**INFORMATION PROVIDED**
● ● ●

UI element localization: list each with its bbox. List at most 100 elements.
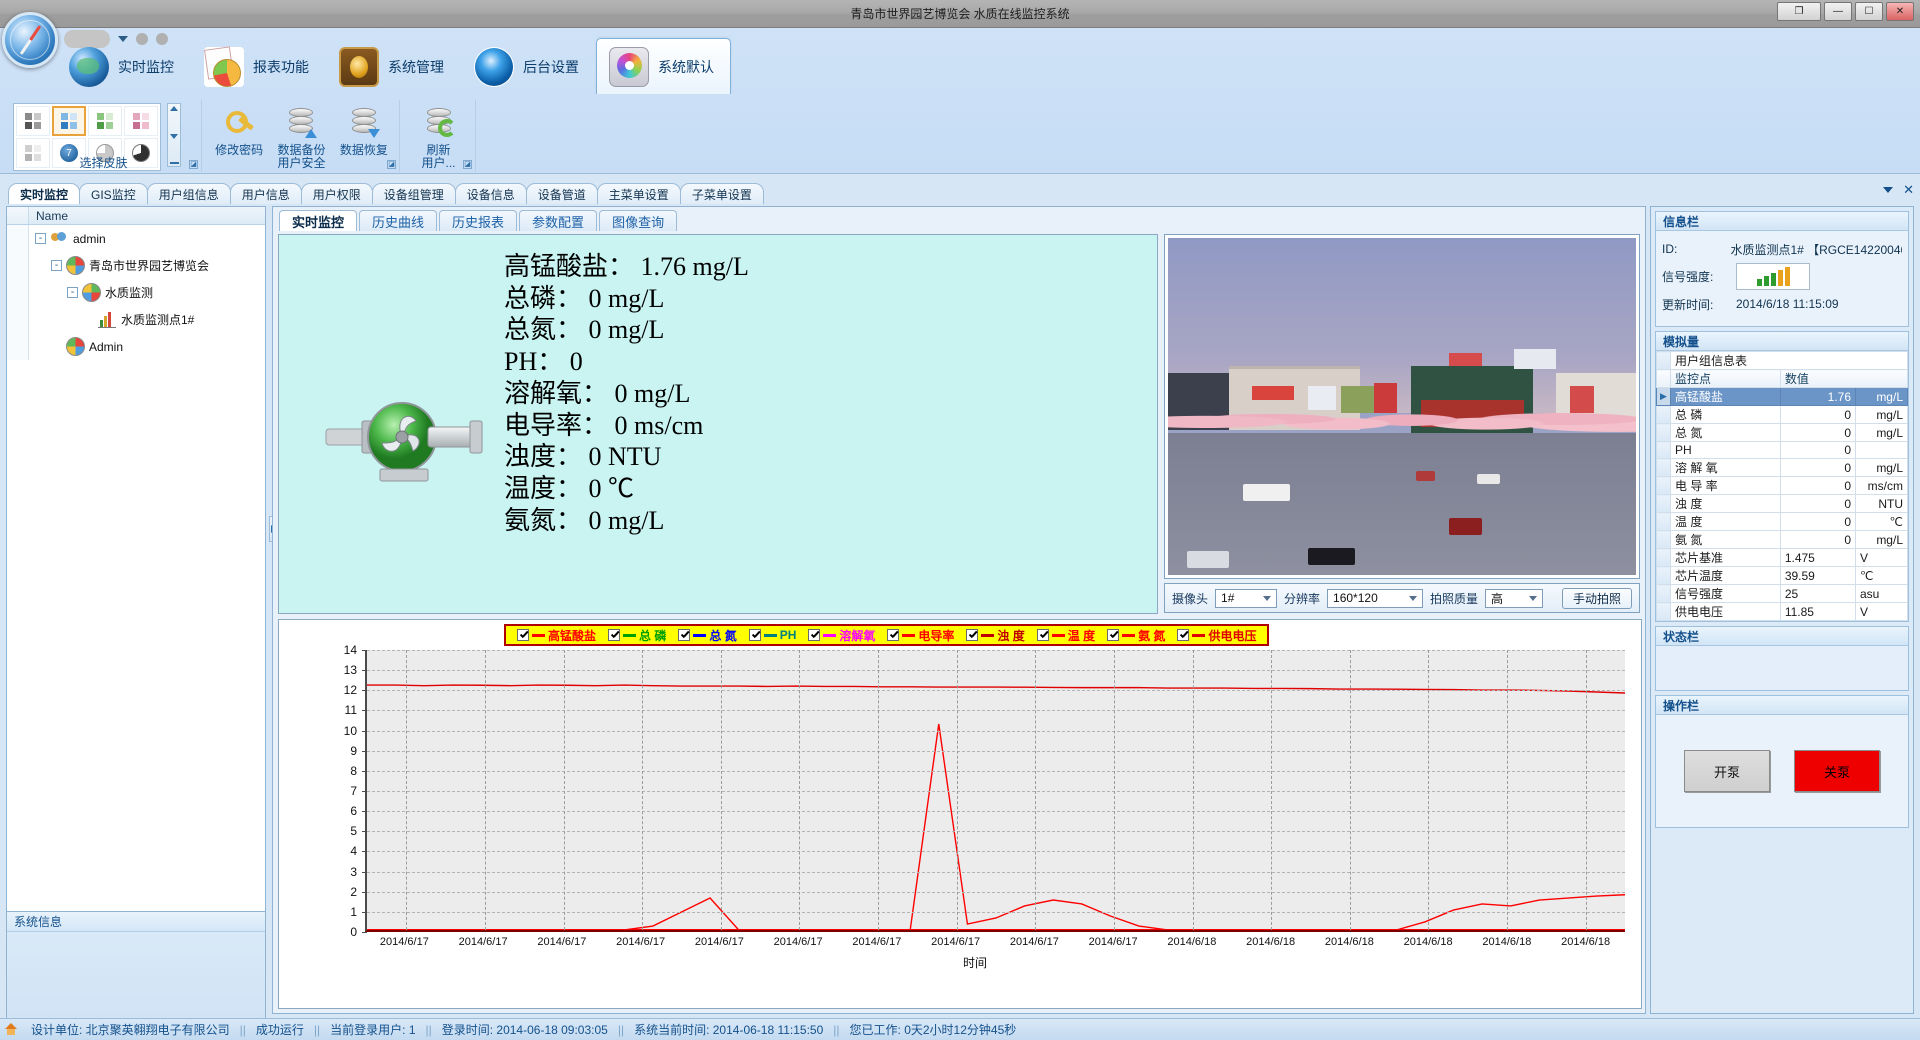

● ● ●

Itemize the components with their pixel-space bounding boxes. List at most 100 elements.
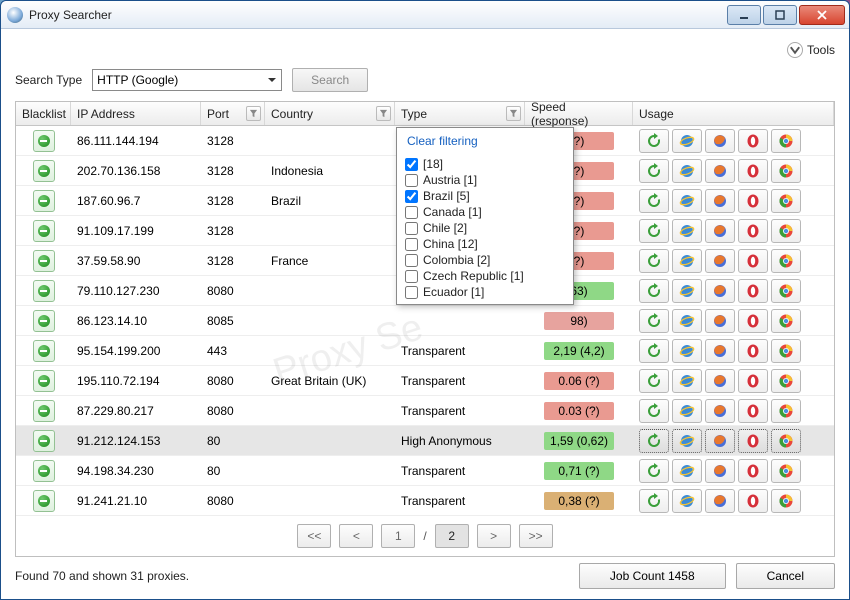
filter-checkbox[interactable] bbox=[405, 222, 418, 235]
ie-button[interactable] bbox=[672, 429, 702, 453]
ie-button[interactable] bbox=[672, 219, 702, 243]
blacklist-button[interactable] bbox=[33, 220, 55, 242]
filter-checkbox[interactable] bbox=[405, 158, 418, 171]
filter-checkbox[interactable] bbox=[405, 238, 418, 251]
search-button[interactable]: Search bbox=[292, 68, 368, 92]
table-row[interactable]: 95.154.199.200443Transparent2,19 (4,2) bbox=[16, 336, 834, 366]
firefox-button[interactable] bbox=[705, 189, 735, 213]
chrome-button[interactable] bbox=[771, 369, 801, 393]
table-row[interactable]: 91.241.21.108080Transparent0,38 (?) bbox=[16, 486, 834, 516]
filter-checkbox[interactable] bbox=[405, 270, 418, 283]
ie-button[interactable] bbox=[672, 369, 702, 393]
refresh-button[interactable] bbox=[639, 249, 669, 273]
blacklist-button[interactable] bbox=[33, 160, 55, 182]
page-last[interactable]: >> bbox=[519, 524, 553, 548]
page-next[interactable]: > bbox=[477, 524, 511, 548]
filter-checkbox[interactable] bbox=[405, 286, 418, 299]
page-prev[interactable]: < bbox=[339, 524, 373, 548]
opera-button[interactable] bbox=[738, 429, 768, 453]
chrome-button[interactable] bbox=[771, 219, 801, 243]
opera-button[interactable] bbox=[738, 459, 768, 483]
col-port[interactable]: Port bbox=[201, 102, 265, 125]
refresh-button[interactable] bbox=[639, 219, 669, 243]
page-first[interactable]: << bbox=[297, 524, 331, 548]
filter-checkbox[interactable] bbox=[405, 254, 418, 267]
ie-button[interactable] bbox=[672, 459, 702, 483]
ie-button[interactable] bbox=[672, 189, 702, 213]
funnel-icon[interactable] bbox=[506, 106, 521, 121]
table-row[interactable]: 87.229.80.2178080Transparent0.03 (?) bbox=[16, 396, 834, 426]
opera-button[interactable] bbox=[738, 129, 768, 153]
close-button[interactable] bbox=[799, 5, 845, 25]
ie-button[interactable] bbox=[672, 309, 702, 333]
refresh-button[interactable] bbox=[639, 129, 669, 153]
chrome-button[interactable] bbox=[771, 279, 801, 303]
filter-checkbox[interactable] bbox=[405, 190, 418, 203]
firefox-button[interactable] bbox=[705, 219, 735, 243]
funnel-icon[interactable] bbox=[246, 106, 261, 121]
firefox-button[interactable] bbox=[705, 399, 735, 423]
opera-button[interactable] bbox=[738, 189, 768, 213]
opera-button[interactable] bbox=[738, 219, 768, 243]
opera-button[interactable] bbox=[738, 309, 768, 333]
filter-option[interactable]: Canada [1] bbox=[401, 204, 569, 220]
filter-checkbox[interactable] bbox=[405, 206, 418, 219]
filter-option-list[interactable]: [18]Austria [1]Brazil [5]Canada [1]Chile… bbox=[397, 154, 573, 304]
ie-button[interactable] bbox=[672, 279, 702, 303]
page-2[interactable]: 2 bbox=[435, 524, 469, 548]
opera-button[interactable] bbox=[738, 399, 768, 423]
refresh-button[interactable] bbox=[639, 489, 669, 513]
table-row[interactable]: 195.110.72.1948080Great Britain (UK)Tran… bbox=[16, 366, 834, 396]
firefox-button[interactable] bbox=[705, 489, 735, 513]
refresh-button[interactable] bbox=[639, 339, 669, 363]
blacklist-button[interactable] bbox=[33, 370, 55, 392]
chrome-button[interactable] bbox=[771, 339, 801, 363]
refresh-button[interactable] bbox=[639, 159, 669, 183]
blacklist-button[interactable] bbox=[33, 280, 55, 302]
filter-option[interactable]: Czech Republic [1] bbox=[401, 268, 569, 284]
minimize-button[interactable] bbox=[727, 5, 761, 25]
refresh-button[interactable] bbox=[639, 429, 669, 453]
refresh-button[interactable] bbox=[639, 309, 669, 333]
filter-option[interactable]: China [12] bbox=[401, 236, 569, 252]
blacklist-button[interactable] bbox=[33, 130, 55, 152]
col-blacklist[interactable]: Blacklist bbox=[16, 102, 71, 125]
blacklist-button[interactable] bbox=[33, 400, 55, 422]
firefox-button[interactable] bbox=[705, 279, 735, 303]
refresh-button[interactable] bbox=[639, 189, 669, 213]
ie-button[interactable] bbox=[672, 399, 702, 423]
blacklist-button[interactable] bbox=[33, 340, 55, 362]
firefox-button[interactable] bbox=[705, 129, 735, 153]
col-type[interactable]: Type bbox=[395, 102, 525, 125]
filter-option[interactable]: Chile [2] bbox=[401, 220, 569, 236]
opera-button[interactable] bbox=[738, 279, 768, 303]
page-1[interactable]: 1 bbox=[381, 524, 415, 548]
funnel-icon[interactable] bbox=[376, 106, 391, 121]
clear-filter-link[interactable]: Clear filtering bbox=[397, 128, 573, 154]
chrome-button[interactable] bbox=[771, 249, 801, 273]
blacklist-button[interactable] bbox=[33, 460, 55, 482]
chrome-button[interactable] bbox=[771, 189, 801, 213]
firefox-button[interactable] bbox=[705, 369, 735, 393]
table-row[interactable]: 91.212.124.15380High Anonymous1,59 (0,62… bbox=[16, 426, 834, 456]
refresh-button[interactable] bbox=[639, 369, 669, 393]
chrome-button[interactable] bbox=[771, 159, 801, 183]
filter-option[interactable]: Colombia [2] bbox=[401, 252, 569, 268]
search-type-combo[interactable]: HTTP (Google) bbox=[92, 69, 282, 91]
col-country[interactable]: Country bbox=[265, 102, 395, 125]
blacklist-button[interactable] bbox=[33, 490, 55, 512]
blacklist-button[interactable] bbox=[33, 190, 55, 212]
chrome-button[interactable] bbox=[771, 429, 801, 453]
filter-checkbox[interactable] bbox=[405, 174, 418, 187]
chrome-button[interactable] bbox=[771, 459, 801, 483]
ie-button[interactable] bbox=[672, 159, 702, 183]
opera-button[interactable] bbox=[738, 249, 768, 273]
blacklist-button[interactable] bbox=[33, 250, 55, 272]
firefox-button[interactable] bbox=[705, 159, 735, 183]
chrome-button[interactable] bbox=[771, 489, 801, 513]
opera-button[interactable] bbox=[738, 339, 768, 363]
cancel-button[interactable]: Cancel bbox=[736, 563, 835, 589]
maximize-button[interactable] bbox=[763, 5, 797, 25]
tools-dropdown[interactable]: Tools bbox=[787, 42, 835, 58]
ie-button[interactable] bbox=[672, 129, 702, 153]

● ● ●

**PROBLEM REQUIREMENTS**
Rename "ie-button" to "edge-button" throughout the stretch of records from the line containing "Itemize the components" through the line containing "funnel-icon[interactable] bbox=[506, 106, 521, 121]", keeping everything else unchanged. Give only those lines and leave the pictures out.

**TASK RESULT**
Itemize the components with their pixel-space bounding boxes. List at most 100 elements.
filter-checkbox[interactable] bbox=[405, 222, 418, 235]
edge-button[interactable] bbox=[672, 429, 702, 453]
edge-button[interactable] bbox=[672, 219, 702, 243]
blacklist-button[interactable] bbox=[33, 220, 55, 242]
filter-checkbox[interactable] bbox=[405, 158, 418, 171]
filter-checkbox[interactable] bbox=[405, 238, 418, 251]
search-button[interactable]: Search bbox=[292, 68, 368, 92]
table-row[interactable]: 95.154.199.200443Transparent2,19 (4,2) bbox=[16, 336, 834, 366]
firefox-button[interactable] bbox=[705, 189, 735, 213]
chrome-button[interactable] bbox=[771, 369, 801, 393]
table-row[interactable]: 91.241.21.108080Transparent0,38 (?) bbox=[16, 486, 834, 516]
filter-checkbox[interactable] bbox=[405, 270, 418, 283]
edge-button[interactable] bbox=[672, 369, 702, 393]
refresh-button[interactable] bbox=[639, 249, 669, 273]
blacklist-button[interactable] bbox=[33, 160, 55, 182]
page-last[interactable]: >> bbox=[519, 524, 553, 548]
page-next[interactable]: > bbox=[477, 524, 511, 548]
filter-checkbox[interactable] bbox=[405, 286, 418, 299]
page-prev[interactable]: < bbox=[339, 524, 373, 548]
opera-button[interactable] bbox=[738, 429, 768, 453]
chrome-button[interactable] bbox=[771, 219, 801, 243]
opera-button[interactable] bbox=[738, 459, 768, 483]
col-port[interactable]: Port bbox=[201, 102, 265, 125]
refresh-button[interactable] bbox=[639, 219, 669, 243]
page-first[interactable]: << bbox=[297, 524, 331, 548]
filter-checkbox[interactable] bbox=[405, 254, 418, 267]
edge-button[interactable] bbox=[672, 459, 702, 483]
edge-button[interactable] bbox=[672, 189, 702, 213]
funnel-icon[interactable] bbox=[506, 106, 521, 121]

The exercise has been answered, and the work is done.